WORK TO COMPLETE –
Show all lines that include the string "highlight"; copy each one.

DATA ENTRIES –
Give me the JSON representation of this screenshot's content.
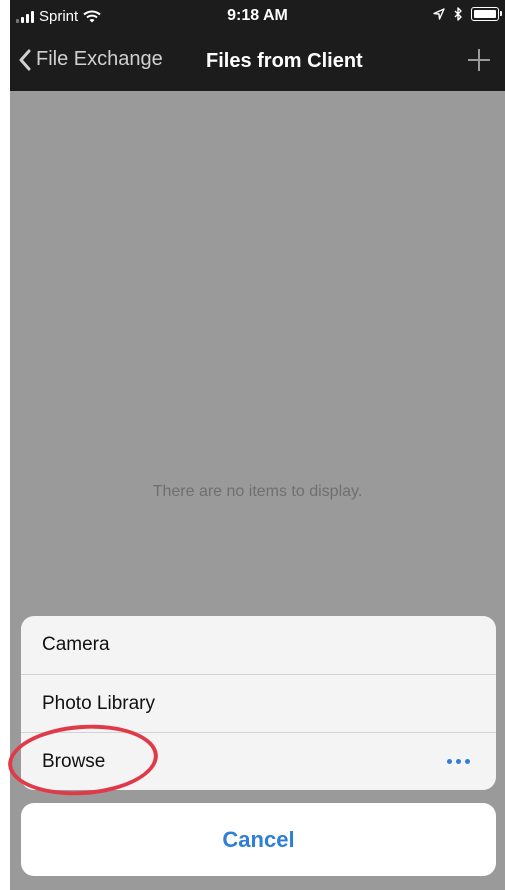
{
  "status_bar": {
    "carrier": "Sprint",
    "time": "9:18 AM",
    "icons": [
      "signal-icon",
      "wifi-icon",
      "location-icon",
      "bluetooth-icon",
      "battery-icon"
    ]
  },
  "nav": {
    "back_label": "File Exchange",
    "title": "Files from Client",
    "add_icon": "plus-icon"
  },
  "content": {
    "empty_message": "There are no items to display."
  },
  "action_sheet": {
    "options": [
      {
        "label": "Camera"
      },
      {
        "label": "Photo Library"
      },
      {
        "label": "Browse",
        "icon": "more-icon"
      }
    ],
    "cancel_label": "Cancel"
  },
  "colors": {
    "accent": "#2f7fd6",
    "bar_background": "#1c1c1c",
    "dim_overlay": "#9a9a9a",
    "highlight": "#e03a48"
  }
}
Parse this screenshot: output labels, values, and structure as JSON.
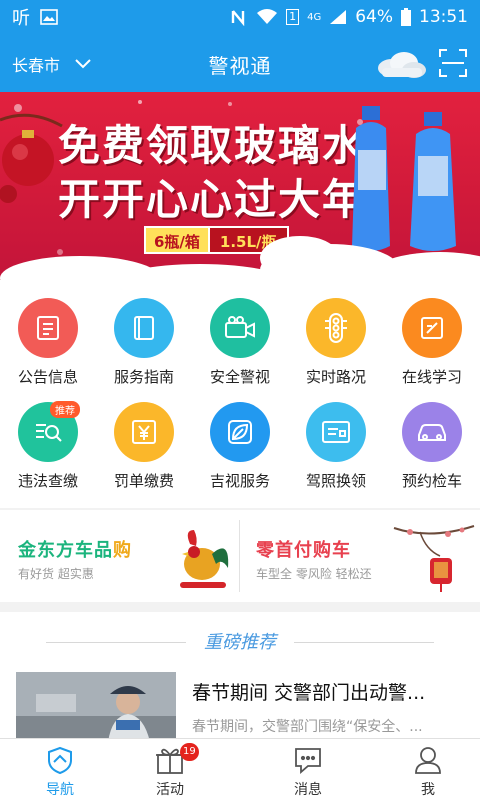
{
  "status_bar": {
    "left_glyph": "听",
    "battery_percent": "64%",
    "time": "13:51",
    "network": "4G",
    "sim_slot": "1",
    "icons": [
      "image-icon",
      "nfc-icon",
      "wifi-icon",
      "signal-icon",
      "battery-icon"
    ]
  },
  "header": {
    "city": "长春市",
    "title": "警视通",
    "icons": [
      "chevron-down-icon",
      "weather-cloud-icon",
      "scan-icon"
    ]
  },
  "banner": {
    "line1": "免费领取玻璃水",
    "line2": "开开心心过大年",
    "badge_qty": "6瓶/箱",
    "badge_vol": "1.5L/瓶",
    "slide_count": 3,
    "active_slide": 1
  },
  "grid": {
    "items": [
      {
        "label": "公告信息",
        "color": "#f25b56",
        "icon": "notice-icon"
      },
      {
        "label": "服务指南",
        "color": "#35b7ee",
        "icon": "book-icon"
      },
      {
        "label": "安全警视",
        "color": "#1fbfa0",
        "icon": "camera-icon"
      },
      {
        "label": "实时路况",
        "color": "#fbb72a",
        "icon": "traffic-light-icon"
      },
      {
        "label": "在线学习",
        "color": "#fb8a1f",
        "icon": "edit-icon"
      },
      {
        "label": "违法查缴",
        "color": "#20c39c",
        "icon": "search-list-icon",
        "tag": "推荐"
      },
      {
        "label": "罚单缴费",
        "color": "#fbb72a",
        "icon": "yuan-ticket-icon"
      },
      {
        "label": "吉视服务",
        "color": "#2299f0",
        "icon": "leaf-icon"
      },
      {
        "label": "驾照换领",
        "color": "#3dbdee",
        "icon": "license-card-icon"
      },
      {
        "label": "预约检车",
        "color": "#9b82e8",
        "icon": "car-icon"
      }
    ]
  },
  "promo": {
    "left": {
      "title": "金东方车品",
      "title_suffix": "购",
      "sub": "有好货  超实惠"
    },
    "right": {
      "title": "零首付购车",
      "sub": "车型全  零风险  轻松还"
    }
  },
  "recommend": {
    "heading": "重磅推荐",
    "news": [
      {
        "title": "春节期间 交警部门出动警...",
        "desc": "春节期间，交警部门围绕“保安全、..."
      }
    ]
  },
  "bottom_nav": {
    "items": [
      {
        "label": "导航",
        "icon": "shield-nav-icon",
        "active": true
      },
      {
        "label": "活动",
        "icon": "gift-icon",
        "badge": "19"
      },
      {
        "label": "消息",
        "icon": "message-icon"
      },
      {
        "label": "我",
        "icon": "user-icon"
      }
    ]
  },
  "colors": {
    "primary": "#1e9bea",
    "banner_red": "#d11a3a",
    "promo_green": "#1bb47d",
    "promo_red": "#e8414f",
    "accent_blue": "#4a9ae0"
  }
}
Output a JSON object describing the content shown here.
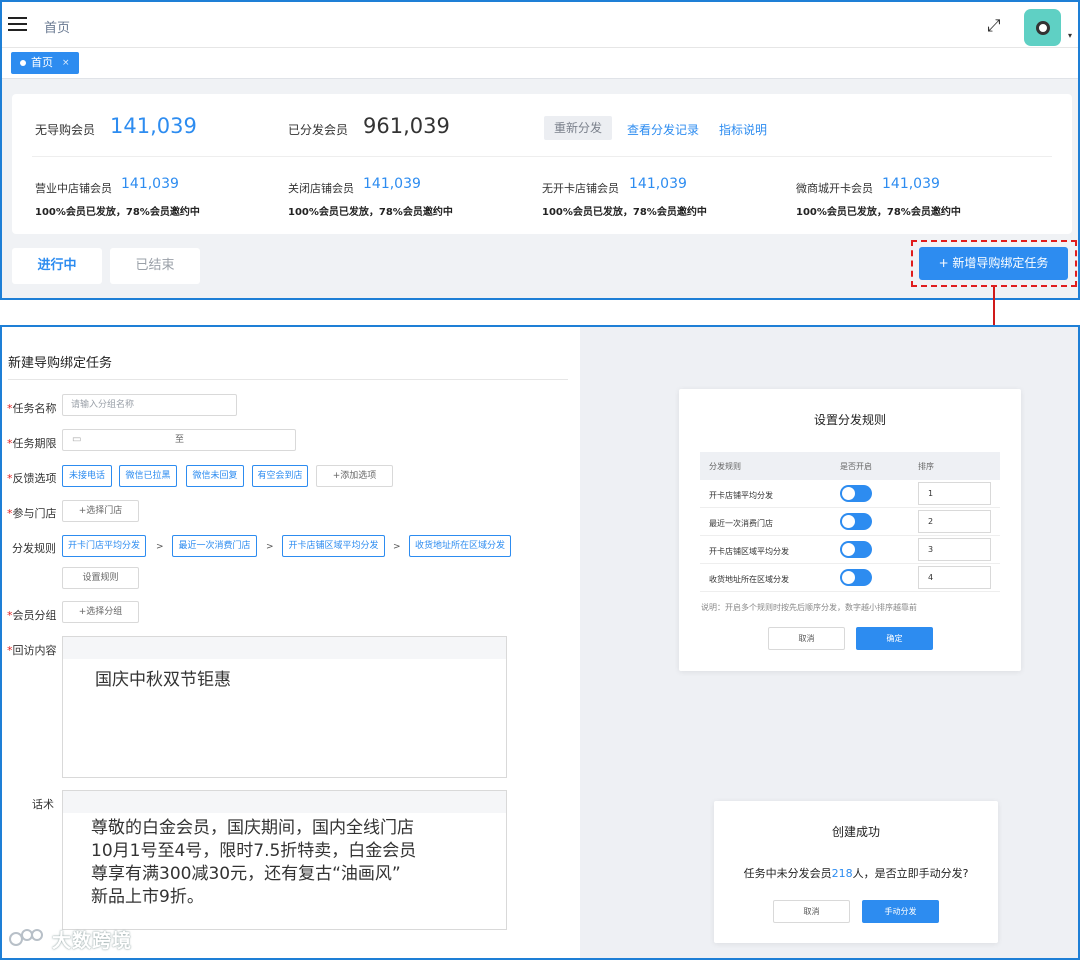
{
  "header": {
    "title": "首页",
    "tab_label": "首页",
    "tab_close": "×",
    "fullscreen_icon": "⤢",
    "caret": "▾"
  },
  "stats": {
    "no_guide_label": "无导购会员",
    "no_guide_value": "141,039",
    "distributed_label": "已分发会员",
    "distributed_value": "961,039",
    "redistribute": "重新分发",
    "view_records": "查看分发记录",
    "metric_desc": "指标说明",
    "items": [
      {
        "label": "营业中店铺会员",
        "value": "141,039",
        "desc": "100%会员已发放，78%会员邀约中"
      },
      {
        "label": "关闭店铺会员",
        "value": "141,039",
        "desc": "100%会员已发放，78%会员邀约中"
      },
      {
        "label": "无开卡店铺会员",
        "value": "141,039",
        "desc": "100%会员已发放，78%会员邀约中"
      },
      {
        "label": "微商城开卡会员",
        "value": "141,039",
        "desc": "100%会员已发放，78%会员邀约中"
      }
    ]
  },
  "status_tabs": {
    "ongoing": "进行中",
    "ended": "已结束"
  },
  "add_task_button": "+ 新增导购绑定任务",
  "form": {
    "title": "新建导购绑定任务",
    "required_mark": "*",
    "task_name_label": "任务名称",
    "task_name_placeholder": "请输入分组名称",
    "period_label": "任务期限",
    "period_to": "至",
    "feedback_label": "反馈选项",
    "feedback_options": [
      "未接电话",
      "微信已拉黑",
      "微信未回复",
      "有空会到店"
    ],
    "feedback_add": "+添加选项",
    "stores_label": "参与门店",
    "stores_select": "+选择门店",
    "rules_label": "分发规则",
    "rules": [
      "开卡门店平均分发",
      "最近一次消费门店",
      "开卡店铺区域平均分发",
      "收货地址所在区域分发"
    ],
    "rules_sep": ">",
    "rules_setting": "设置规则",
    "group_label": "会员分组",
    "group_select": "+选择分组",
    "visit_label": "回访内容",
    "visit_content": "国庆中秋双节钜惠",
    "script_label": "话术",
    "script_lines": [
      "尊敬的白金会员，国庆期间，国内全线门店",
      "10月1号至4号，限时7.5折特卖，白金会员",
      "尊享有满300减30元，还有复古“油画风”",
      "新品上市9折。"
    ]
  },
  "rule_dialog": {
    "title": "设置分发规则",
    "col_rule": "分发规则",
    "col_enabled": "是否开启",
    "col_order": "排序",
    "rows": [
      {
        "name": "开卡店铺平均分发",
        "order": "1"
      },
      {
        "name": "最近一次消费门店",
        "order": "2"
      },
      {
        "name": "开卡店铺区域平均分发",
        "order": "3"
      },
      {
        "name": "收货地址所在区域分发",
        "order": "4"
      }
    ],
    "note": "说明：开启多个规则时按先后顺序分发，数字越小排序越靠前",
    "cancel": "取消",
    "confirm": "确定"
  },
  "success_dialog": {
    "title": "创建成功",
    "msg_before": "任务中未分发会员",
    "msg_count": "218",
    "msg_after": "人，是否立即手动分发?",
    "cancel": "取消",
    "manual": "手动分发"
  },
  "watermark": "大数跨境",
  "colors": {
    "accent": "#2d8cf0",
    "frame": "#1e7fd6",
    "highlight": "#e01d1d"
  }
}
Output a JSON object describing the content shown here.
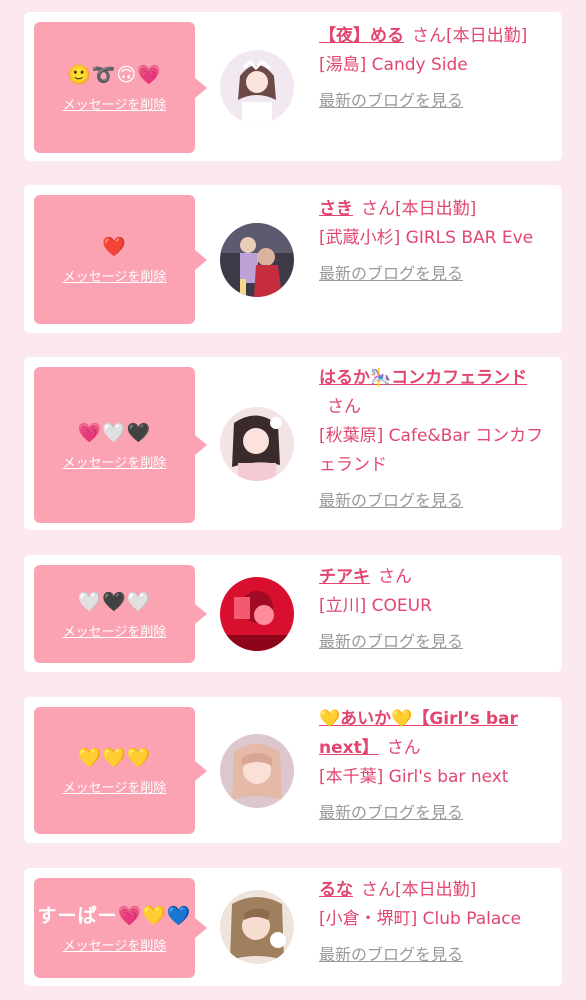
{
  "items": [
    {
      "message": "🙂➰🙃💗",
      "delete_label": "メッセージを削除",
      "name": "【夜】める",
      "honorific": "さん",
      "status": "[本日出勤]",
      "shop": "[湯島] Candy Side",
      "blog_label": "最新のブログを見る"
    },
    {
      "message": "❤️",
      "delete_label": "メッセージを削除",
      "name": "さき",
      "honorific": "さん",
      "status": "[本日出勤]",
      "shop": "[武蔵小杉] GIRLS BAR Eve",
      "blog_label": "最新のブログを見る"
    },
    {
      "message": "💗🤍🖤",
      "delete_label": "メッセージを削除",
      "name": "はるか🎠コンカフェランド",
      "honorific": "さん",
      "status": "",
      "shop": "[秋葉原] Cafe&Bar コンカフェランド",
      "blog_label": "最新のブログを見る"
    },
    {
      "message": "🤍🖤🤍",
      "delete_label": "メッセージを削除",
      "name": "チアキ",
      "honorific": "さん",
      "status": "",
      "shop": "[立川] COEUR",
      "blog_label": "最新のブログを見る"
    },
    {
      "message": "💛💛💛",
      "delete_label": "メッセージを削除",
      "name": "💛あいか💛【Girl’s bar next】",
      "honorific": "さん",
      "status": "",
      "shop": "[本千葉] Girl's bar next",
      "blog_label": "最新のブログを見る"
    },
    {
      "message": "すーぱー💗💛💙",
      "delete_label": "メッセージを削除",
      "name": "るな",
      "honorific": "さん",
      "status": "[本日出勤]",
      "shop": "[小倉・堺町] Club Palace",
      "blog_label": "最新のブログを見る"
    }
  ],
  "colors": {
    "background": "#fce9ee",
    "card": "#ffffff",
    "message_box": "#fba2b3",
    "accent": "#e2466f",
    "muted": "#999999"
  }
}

TASK RESULT –
    "highlight": "#e03a48"
    "highlight": "#e01d1d"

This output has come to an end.